--- Short task ---
Sift the listing for lines that hold the string "title" and pull them out.

--- Data for this task ---
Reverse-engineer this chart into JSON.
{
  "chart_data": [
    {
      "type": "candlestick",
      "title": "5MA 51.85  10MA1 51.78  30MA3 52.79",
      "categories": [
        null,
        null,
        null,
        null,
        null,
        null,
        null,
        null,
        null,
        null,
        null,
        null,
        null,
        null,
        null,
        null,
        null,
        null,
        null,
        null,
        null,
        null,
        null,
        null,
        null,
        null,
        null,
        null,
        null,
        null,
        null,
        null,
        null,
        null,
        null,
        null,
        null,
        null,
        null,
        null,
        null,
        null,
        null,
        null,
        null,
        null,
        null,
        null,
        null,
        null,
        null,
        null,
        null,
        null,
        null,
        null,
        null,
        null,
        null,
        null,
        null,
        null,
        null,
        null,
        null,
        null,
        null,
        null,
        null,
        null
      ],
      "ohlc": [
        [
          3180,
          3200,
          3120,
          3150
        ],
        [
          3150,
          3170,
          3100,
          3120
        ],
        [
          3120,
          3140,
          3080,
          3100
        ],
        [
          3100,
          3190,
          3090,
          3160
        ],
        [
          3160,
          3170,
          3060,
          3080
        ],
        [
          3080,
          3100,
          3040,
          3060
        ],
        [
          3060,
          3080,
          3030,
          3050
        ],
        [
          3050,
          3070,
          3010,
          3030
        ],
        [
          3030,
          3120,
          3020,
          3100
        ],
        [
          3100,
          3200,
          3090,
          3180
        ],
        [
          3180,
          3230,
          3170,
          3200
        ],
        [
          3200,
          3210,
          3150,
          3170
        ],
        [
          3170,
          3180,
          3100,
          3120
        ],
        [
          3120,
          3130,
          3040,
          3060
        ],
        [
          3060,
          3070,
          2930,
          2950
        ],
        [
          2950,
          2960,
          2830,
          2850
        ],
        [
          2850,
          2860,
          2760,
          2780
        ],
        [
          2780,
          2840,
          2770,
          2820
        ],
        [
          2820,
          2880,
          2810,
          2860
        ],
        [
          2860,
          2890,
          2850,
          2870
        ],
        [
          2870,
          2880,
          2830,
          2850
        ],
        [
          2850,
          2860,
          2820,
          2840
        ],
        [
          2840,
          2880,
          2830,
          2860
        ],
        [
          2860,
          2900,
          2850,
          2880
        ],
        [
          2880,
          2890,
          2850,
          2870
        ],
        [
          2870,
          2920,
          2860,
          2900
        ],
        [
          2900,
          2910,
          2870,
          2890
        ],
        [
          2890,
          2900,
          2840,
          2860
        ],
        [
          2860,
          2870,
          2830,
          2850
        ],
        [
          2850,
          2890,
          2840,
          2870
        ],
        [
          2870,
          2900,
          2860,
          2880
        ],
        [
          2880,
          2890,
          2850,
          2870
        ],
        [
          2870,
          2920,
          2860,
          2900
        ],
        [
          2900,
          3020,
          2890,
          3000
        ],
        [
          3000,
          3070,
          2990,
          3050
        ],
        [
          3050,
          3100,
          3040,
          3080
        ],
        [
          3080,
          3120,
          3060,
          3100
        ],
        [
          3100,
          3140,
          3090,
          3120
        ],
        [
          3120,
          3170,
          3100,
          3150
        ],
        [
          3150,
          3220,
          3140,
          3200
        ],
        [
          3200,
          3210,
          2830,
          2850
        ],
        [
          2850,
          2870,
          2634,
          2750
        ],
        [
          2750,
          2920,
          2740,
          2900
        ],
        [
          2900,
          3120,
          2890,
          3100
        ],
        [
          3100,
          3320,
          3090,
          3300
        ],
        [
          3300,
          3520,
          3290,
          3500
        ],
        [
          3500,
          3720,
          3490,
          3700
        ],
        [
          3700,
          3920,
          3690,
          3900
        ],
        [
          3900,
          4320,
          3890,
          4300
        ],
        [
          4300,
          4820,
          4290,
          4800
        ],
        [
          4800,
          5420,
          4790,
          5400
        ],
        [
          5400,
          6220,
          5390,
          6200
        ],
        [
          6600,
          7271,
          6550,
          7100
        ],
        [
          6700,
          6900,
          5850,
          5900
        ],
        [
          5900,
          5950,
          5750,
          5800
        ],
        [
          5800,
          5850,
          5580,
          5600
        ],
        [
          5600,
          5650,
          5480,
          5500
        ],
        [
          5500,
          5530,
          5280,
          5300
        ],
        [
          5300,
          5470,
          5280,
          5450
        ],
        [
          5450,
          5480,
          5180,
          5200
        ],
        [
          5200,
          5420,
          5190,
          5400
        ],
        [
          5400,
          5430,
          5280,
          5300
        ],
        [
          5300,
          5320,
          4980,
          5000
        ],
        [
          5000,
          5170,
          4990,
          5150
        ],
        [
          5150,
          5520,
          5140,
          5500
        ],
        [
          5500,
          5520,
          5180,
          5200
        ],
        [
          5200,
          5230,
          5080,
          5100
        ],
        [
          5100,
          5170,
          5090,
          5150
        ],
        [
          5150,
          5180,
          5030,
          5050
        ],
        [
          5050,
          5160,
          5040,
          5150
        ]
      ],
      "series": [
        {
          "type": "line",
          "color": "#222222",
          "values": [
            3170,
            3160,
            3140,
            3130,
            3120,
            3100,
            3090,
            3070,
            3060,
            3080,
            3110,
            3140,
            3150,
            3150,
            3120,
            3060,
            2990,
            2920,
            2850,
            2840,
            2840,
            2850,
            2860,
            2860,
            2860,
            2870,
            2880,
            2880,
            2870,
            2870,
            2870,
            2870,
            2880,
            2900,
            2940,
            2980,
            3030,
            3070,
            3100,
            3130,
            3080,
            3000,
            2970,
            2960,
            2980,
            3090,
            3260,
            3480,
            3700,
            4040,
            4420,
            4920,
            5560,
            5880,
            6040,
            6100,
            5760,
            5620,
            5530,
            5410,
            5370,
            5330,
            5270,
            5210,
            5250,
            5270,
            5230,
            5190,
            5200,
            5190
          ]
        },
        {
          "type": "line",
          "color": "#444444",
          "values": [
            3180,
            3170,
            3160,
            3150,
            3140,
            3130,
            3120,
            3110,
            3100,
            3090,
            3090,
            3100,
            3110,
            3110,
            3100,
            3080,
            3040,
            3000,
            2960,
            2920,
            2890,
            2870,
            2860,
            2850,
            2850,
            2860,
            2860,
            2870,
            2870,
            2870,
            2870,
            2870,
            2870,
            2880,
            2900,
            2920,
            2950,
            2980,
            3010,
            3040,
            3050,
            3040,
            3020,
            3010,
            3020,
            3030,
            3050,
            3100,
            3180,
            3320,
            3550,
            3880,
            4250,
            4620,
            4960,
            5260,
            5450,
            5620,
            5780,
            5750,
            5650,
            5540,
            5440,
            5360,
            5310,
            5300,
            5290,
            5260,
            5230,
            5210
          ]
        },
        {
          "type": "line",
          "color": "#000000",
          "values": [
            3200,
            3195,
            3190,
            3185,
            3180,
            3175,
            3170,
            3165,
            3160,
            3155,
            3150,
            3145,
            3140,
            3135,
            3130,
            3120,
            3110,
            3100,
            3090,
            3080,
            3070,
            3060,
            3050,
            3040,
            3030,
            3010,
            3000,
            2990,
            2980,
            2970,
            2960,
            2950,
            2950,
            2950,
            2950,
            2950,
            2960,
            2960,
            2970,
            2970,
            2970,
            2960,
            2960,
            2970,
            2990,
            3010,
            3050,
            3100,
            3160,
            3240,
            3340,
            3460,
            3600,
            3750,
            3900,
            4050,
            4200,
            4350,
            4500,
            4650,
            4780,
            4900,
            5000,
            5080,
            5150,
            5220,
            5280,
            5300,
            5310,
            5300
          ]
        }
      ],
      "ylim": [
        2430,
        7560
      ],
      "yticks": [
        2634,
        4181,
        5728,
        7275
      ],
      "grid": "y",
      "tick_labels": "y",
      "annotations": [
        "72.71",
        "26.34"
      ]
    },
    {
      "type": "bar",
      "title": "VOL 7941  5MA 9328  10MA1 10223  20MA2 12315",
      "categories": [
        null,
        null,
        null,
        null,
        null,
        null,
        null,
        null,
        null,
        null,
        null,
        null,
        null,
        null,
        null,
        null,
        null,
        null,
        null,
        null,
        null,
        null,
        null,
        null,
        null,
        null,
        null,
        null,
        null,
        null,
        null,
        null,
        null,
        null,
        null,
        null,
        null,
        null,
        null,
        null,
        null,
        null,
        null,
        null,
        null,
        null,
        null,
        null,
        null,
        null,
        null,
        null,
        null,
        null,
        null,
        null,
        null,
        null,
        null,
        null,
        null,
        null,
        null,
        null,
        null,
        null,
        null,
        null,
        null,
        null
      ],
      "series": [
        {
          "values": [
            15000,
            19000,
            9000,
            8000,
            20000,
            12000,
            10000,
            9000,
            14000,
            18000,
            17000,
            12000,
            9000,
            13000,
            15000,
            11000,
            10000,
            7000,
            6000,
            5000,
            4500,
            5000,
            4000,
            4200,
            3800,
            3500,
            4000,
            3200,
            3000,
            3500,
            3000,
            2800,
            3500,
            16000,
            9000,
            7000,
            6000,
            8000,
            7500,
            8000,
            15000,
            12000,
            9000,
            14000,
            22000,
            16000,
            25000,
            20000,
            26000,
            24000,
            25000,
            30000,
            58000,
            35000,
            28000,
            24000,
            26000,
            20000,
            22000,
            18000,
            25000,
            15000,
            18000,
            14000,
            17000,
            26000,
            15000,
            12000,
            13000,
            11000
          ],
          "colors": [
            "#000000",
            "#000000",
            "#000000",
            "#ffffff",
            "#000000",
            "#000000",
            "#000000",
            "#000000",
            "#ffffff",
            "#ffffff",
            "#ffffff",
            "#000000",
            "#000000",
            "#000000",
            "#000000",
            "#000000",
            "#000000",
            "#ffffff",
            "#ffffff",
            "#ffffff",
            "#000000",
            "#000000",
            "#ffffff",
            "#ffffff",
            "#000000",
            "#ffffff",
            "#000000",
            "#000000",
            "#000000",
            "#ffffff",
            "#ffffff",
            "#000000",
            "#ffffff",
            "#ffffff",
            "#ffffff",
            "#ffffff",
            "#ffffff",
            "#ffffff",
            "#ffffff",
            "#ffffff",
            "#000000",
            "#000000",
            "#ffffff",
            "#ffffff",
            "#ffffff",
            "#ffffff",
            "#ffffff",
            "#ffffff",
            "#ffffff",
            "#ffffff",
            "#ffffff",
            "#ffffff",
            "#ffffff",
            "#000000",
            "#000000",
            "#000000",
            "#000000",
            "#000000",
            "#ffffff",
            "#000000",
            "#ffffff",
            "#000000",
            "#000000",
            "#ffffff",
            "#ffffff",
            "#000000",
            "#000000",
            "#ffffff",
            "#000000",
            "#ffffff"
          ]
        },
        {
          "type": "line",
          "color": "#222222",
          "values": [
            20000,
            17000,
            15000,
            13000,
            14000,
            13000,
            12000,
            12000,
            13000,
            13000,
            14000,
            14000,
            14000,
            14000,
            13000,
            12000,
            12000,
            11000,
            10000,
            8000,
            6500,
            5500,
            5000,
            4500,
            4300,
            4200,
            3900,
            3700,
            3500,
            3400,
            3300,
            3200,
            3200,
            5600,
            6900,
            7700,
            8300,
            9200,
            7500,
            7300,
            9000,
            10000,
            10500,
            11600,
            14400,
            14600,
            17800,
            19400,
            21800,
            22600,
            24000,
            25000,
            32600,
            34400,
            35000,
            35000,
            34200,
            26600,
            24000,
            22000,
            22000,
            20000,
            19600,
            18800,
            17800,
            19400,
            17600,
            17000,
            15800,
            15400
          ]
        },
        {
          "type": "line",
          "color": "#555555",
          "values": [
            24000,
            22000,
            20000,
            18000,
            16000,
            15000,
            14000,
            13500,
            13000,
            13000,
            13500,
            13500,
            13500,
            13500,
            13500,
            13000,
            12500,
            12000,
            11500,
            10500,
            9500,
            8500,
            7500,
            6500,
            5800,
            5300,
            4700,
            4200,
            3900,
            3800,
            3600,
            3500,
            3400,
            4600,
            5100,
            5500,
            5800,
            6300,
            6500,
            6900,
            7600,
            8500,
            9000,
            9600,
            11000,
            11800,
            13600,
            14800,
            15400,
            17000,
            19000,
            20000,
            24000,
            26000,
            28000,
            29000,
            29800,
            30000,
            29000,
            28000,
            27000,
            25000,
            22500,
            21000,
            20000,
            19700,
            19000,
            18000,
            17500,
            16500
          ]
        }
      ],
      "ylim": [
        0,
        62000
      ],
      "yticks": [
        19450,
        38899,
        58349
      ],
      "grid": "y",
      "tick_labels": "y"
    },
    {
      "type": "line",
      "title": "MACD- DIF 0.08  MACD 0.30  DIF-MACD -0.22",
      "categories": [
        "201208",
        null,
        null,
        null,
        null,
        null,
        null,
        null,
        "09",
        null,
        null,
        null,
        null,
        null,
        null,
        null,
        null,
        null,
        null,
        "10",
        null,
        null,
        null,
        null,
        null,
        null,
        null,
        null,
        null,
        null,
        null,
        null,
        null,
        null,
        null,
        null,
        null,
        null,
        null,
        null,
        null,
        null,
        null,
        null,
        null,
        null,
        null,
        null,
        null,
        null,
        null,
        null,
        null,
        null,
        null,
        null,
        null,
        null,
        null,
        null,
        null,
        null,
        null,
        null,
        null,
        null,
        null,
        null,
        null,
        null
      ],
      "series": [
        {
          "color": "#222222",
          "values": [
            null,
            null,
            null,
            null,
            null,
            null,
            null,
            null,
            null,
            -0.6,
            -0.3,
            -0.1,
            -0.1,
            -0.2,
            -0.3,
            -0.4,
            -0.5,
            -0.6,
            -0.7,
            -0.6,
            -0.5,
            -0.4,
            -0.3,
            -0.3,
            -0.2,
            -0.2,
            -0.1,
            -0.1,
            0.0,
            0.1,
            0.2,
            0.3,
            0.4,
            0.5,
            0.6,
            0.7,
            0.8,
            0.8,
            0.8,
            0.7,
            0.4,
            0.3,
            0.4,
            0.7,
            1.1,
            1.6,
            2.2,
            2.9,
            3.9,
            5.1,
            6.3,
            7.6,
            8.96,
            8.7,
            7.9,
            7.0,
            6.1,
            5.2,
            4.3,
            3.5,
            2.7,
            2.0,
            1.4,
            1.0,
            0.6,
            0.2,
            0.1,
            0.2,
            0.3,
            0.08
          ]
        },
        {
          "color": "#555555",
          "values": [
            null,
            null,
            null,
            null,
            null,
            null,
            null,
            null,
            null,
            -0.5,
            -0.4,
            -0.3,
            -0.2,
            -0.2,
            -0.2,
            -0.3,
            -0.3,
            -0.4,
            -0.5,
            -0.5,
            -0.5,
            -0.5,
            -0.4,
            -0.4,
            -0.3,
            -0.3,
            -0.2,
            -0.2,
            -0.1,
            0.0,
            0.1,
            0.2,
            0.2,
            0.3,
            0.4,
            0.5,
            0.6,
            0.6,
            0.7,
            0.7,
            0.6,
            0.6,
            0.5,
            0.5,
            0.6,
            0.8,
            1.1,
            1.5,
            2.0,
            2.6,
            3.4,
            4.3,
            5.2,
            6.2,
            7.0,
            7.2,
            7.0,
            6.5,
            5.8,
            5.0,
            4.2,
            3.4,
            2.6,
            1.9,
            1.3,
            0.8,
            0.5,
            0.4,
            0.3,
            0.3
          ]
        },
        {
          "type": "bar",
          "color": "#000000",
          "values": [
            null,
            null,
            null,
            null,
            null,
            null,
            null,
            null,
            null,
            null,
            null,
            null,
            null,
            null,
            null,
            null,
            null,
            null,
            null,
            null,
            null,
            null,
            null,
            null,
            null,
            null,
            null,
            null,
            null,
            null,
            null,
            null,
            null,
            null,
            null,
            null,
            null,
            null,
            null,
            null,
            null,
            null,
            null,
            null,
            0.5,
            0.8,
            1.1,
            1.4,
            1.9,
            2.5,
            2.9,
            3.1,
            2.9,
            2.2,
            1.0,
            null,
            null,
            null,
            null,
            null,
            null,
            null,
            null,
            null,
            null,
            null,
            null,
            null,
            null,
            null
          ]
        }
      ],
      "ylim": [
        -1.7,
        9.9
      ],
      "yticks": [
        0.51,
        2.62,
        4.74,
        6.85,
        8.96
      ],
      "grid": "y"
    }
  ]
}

--- Response ---
      "title": "5MA 51.85  10MA1 51.78  30MA3 52.79",
      "title": "VOL 7941  5MA 9328  10MA1 10223  20MA2 12315",
      "title": "MACD- DIF 0.08  MACD 0.30  DIF-MACD -0.22",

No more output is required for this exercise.